» **SHORT TASK**
State how many lines of the records contain the string "color". Give the number alone.

» **RECORDS TO PROCESS**
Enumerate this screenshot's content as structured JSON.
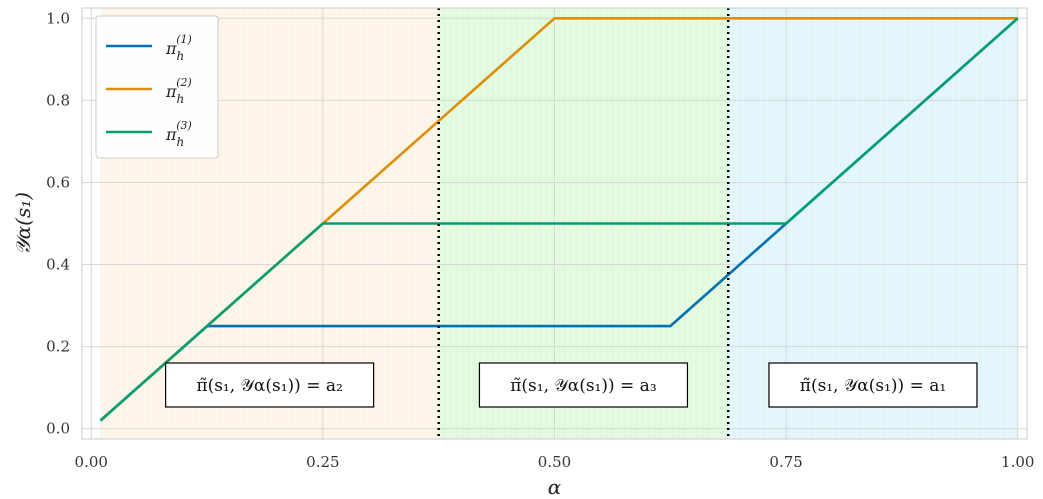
{
  "chart_data": {
    "type": "line",
    "xlabel": "α",
    "ylabel": "𝒴α(s₁)",
    "xlim": [
      -0.01,
      1.01
    ],
    "ylim": [
      -0.025,
      1.025
    ],
    "xticks": [
      0.0,
      0.25,
      0.5,
      0.75,
      1.0
    ],
    "xtick_labels": [
      "0.00",
      "0.25",
      "0.50",
      "0.75",
      "1.00"
    ],
    "yticks": [
      0.0,
      0.2,
      0.4,
      0.6,
      0.8,
      1.0
    ],
    "ytick_labels": [
      "0.0",
      "0.2",
      "0.4",
      "0.6",
      "0.8",
      "1.0"
    ],
    "grid": true,
    "legend_position": "top-left",
    "series": [
      {
        "name": "π_h^(1)",
        "label_base": "π",
        "label_sub": "h",
        "label_sup": "(1)",
        "color": "#0072b2",
        "x": [
          0.01,
          0.125,
          0.625,
          1.0
        ],
        "y": [
          0.02,
          0.25,
          0.25,
          1.0
        ]
      },
      {
        "name": "π_h^(2)",
        "label_base": "π",
        "label_sub": "h",
        "label_sup": "(2)",
        "color": "#de8f05",
        "x": [
          0.01,
          0.5,
          1.0
        ],
        "y": [
          0.02,
          1.0,
          1.0
        ]
      },
      {
        "name": "π_h^(3)",
        "label_base": "π",
        "label_sub": "h",
        "label_sup": "(3)",
        "color": "#029e73",
        "x": [
          0.01,
          0.25,
          0.75,
          1.0
        ],
        "y": [
          0.02,
          0.5,
          0.5,
          1.0
        ]
      }
    ],
    "thresholds": [
      0.375,
      0.6875
    ],
    "regions": [
      {
        "x0": 0.01,
        "x1": 0.375,
        "color": "#fdebd3",
        "label": "π̃(s₁, 𝒴α(s₁)) = a₂"
      },
      {
        "x0": 0.375,
        "x1": 0.6875,
        "color": "#c8f5c3",
        "label": "π̃(s₁, 𝒴α(s₁)) = a₃"
      },
      {
        "x0": 0.6875,
        "x1": 1.0,
        "color": "#c9ecf5",
        "label": "π̃(s₁, 𝒴α(s₁)) = a₁"
      }
    ]
  }
}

» **RESPONSE BELOW**
6